Exercise:
Write the entries out again exactly as they stand, but without the pictures.

:: Data rows ::

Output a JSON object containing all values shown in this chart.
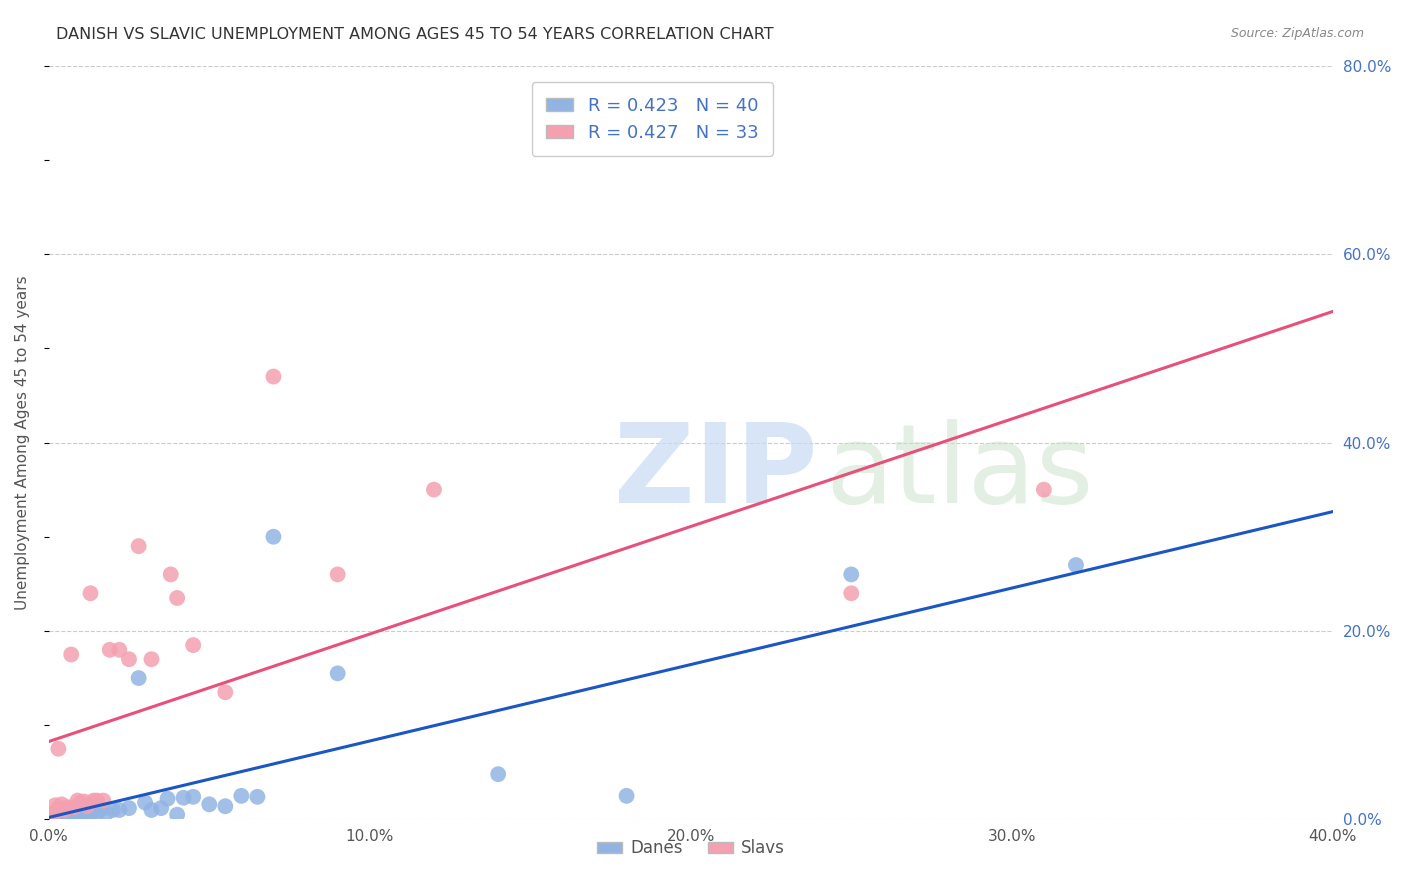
{
  "title": "DANISH VS SLAVIC UNEMPLOYMENT AMONG AGES 45 TO 54 YEARS CORRELATION CHART",
  "source": "Source: ZipAtlas.com",
  "ylabel": "Unemployment Among Ages 45 to 54 years",
  "xlim": [
    0.0,
    0.4
  ],
  "ylim": [
    0.0,
    0.8
  ],
  "xticks": [
    0.0,
    0.1,
    0.2,
    0.3,
    0.4
  ],
  "yticks": [
    0.0,
    0.2,
    0.4,
    0.6,
    0.8
  ],
  "danes_R": 0.423,
  "danes_N": 40,
  "slavs_R": 0.427,
  "slavs_N": 33,
  "dane_color": "#92b4e3",
  "slav_color": "#f4a0b0",
  "dane_line_color": "#1a56c4",
  "slav_line_color": "#e8507a",
  "legend_label_dane": "Danes",
  "legend_label_slav": "Slavs",
  "background_color": "#ffffff",
  "grid_color": "#cccccc",
  "title_color": "#333333",
  "source_color": "#888888",
  "label_color": "#4472c4",
  "danes_x": [
    0.001,
    0.002,
    0.003,
    0.003,
    0.004,
    0.005,
    0.005,
    0.006,
    0.007,
    0.007,
    0.008,
    0.01,
    0.01,
    0.011,
    0.012,
    0.013,
    0.015,
    0.016,
    0.018,
    0.02,
    0.022,
    0.025,
    0.028,
    0.03,
    0.032,
    0.035,
    0.037,
    0.04,
    0.042,
    0.045,
    0.05,
    0.055,
    0.06,
    0.065,
    0.07,
    0.09,
    0.14,
    0.18,
    0.25,
    0.32
  ],
  "danes_y": [
    0.005,
    0.003,
    0.004,
    0.006,
    0.005,
    0.003,
    0.007,
    0.004,
    0.005,
    0.006,
    0.008,
    0.004,
    0.006,
    0.003,
    0.005,
    0.006,
    0.007,
    0.01,
    0.007,
    0.01,
    0.01,
    0.012,
    0.15,
    0.018,
    0.01,
    0.012,
    0.022,
    0.005,
    0.023,
    0.024,
    0.016,
    0.014,
    0.025,
    0.024,
    0.3,
    0.155,
    0.048,
    0.025,
    0.26,
    0.27
  ],
  "slavs_x": [
    0.001,
    0.002,
    0.002,
    0.003,
    0.003,
    0.004,
    0.005,
    0.005,
    0.006,
    0.007,
    0.008,
    0.009,
    0.01,
    0.011,
    0.012,
    0.013,
    0.014,
    0.015,
    0.017,
    0.019,
    0.022,
    0.025,
    0.028,
    0.032,
    0.038,
    0.04,
    0.045,
    0.055,
    0.07,
    0.09,
    0.12,
    0.25,
    0.31
  ],
  "slavs_y": [
    0.005,
    0.008,
    0.015,
    0.012,
    0.075,
    0.016,
    0.01,
    0.012,
    0.013,
    0.175,
    0.013,
    0.02,
    0.018,
    0.019,
    0.014,
    0.24,
    0.02,
    0.02,
    0.02,
    0.18,
    0.18,
    0.17,
    0.29,
    0.17,
    0.26,
    0.235,
    0.185,
    0.135,
    0.47,
    0.26,
    0.35,
    0.24,
    0.35
  ]
}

:::

Expected output:
Output a JSON object containing all values shown in this chart.
{
  "title": "DANISH VS SLAVIC UNEMPLOYMENT AMONG AGES 45 TO 54 YEARS CORRELATION CHART",
  "source": "Source: ZipAtlas.com",
  "ylabel": "Unemployment Among Ages 45 to 54 years",
  "xlim": [
    0.0,
    0.4
  ],
  "ylim": [
    0.0,
    0.8
  ],
  "xticks": [
    0.0,
    0.1,
    0.2,
    0.3,
    0.4
  ],
  "yticks": [
    0.0,
    0.2,
    0.4,
    0.6,
    0.8
  ],
  "danes_R": 0.423,
  "danes_N": 40,
  "slavs_R": 0.427,
  "slavs_N": 33,
  "dane_color": "#92b4e3",
  "slav_color": "#f4a0b0",
  "dane_line_color": "#1a56c4",
  "slav_line_color": "#e8507a",
  "legend_label_dane": "Danes",
  "legend_label_slav": "Slavs",
  "background_color": "#ffffff",
  "grid_color": "#cccccc",
  "title_color": "#333333",
  "source_color": "#888888",
  "label_color": "#4472c4",
  "danes_x": [
    0.001,
    0.002,
    0.003,
    0.003,
    0.004,
    0.005,
    0.005,
    0.006,
    0.007,
    0.007,
    0.008,
    0.01,
    0.01,
    0.011,
    0.012,
    0.013,
    0.015,
    0.016,
    0.018,
    0.02,
    0.022,
    0.025,
    0.028,
    0.03,
    0.032,
    0.035,
    0.037,
    0.04,
    0.042,
    0.045,
    0.05,
    0.055,
    0.06,
    0.065,
    0.07,
    0.09,
    0.14,
    0.18,
    0.25,
    0.32
  ],
  "danes_y": [
    0.005,
    0.003,
    0.004,
    0.006,
    0.005,
    0.003,
    0.007,
    0.004,
    0.005,
    0.006,
    0.008,
    0.004,
    0.006,
    0.003,
    0.005,
    0.006,
    0.007,
    0.01,
    0.007,
    0.01,
    0.01,
    0.012,
    0.15,
    0.018,
    0.01,
    0.012,
    0.022,
    0.005,
    0.023,
    0.024,
    0.016,
    0.014,
    0.025,
    0.024,
    0.3,
    0.155,
    0.048,
    0.025,
    0.26,
    0.27
  ],
  "slavs_x": [
    0.001,
    0.002,
    0.002,
    0.003,
    0.003,
    0.004,
    0.005,
    0.005,
    0.006,
    0.007,
    0.008,
    0.009,
    0.01,
    0.011,
    0.012,
    0.013,
    0.014,
    0.015,
    0.017,
    0.019,
    0.022,
    0.025,
    0.028,
    0.032,
    0.038,
    0.04,
    0.045,
    0.055,
    0.07,
    0.09,
    0.12,
    0.25,
    0.31
  ],
  "slavs_y": [
    0.005,
    0.008,
    0.015,
    0.012,
    0.075,
    0.016,
    0.01,
    0.012,
    0.013,
    0.175,
    0.013,
    0.02,
    0.018,
    0.019,
    0.014,
    0.24,
    0.02,
    0.02,
    0.02,
    0.18,
    0.18,
    0.17,
    0.29,
    0.17,
    0.26,
    0.235,
    0.185,
    0.135,
    0.47,
    0.26,
    0.35,
    0.24,
    0.35
  ]
}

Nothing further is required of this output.